[begin Provided entries]

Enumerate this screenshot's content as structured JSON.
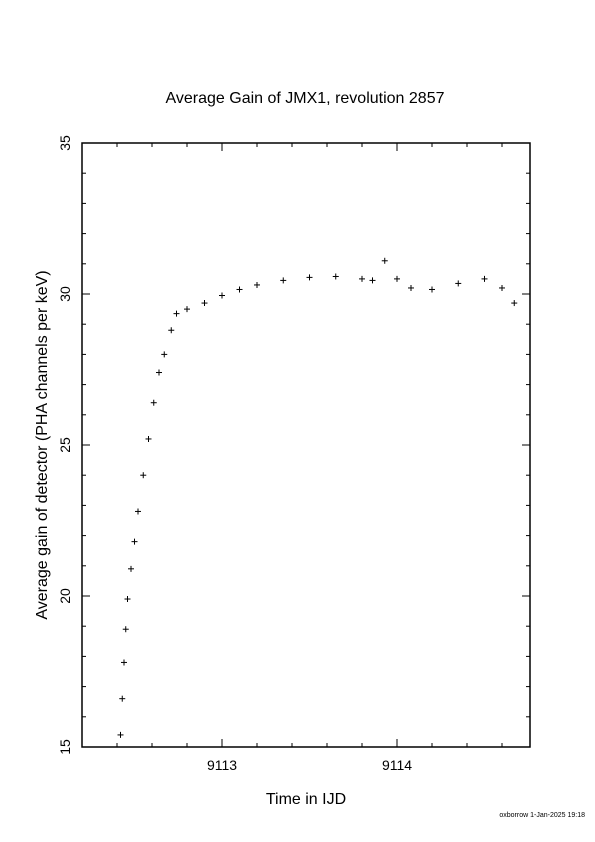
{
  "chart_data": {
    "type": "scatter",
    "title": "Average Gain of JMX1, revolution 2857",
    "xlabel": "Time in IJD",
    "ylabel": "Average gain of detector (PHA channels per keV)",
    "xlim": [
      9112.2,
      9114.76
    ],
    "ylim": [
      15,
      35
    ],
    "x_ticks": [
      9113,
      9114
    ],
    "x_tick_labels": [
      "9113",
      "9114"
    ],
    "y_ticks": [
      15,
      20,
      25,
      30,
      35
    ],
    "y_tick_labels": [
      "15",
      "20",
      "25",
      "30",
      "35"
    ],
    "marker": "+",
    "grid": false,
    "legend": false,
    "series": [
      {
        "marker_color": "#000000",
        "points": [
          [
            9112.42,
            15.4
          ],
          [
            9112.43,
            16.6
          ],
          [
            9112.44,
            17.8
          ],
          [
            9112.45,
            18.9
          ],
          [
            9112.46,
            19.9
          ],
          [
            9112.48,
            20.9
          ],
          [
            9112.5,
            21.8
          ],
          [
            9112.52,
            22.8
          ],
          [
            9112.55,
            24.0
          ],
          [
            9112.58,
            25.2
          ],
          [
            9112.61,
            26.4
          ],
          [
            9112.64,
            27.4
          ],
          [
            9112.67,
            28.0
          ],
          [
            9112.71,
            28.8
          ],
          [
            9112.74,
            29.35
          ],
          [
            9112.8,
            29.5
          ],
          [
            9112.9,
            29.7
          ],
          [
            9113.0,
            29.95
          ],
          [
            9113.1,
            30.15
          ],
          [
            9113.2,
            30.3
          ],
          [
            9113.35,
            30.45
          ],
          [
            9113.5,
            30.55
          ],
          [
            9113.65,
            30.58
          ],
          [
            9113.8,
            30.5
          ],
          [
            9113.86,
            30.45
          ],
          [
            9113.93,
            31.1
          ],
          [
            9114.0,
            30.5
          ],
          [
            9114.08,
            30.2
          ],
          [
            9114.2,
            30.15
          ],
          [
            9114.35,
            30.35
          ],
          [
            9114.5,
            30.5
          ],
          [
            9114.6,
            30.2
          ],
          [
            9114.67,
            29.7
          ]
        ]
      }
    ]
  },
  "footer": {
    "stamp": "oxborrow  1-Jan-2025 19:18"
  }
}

[end Provided entries]
[begin Provided entries]

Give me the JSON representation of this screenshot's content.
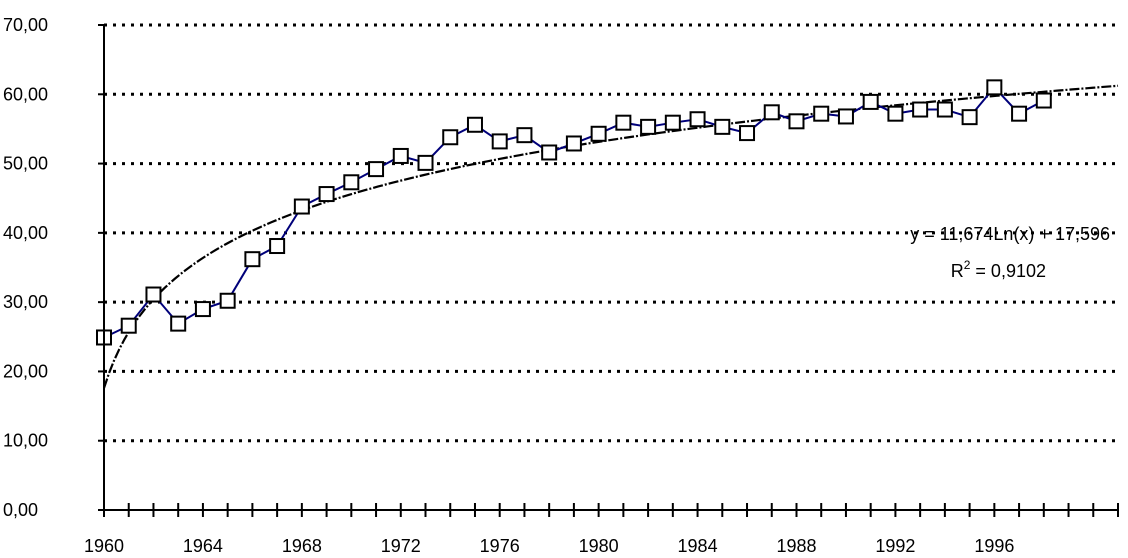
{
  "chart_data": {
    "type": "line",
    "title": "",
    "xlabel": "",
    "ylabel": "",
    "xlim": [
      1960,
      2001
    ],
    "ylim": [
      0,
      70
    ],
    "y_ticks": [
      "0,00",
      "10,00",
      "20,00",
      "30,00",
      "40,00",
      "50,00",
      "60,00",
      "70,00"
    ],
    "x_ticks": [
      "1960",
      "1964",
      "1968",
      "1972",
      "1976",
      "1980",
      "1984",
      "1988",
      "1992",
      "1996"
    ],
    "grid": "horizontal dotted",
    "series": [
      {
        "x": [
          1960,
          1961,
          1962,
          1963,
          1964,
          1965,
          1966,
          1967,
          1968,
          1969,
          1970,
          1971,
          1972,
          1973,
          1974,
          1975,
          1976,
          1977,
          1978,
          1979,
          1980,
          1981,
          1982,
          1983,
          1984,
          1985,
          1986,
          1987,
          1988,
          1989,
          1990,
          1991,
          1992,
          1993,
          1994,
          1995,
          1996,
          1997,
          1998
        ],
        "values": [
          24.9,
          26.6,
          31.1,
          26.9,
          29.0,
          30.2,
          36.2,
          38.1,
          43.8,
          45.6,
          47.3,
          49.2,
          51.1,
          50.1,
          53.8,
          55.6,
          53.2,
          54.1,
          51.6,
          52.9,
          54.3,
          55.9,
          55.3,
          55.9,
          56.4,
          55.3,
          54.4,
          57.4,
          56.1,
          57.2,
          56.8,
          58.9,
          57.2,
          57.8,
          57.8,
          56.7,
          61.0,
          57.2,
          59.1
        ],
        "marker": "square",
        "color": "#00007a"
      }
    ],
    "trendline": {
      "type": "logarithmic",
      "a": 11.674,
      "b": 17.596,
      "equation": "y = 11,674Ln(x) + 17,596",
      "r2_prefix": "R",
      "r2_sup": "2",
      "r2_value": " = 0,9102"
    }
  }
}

[end Provided entries]
[begin Provided entries]

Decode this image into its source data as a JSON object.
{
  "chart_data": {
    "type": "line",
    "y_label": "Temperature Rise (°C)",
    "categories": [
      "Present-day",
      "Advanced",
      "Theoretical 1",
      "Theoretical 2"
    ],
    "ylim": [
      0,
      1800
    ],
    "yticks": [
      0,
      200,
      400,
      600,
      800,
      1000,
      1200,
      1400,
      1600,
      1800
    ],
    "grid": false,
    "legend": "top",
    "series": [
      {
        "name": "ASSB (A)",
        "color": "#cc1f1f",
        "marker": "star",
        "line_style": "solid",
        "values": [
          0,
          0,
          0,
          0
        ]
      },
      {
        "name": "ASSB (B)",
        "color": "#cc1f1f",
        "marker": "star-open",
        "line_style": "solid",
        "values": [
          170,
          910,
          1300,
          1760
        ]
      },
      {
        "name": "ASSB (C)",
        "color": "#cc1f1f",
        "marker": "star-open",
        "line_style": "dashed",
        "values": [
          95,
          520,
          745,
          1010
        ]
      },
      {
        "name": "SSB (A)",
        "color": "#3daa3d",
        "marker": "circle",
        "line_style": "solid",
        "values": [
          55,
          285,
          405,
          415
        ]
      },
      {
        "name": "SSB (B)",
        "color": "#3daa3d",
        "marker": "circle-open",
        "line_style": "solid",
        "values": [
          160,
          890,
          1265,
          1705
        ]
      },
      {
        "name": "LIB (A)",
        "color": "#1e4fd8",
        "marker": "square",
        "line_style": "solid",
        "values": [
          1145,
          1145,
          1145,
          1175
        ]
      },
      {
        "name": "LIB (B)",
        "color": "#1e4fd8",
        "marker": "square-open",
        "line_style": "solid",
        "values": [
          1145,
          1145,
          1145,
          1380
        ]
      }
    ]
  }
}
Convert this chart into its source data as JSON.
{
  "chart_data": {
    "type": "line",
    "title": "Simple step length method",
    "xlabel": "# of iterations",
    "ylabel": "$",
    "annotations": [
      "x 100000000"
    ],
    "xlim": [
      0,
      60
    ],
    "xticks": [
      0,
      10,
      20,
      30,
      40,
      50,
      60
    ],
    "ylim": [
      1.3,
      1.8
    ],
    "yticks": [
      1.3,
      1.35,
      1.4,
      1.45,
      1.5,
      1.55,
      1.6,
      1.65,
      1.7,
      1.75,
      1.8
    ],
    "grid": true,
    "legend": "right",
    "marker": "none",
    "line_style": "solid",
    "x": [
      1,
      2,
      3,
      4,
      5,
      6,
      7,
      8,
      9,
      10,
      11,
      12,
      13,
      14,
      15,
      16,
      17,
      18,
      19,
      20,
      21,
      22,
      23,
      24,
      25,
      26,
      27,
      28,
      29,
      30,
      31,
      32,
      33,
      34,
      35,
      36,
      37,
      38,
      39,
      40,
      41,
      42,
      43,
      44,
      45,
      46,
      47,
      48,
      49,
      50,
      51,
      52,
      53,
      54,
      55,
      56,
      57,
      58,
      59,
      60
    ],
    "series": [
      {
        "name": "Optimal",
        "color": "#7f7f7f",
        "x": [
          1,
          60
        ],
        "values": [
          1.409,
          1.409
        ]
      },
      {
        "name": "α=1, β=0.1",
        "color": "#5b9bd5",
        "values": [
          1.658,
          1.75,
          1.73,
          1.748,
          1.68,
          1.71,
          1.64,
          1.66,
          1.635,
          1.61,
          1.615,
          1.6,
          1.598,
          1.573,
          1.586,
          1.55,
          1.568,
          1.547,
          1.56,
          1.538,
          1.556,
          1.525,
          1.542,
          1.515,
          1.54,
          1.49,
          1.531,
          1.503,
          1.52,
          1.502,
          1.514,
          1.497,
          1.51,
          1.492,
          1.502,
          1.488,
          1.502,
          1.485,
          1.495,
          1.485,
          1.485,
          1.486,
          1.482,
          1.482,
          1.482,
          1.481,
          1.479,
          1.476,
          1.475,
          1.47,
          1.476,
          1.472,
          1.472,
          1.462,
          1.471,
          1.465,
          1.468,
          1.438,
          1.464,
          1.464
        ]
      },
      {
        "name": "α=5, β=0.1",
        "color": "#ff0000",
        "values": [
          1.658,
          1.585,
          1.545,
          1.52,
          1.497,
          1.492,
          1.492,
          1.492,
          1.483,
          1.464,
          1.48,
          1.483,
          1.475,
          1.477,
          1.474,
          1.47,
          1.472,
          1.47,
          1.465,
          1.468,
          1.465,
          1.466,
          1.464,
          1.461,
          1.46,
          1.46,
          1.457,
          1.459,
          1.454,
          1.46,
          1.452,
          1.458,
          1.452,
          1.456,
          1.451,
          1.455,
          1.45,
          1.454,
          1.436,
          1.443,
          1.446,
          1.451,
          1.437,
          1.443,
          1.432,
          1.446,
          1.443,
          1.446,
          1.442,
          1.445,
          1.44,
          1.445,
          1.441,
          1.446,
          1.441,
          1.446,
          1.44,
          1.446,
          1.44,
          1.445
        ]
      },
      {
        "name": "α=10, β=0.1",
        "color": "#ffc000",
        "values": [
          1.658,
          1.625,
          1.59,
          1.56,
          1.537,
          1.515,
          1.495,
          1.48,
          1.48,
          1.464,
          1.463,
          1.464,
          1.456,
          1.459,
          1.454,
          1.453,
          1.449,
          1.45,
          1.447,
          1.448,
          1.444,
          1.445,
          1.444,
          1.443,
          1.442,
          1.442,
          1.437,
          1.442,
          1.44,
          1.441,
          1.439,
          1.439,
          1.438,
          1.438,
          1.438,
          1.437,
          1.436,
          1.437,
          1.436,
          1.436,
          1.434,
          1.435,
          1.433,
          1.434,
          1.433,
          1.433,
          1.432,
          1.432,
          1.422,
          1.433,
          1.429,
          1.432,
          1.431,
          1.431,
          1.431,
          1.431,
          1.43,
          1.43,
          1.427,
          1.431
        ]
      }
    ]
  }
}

[end Provided entries]

Problem to solve: Report every line in the data above in which the word "ylabel" appears.

Written solution:
    "ylabel": "Average gain of detector (PHA channels per keV)",
    "ylabel": "",
    "ylabel": "$",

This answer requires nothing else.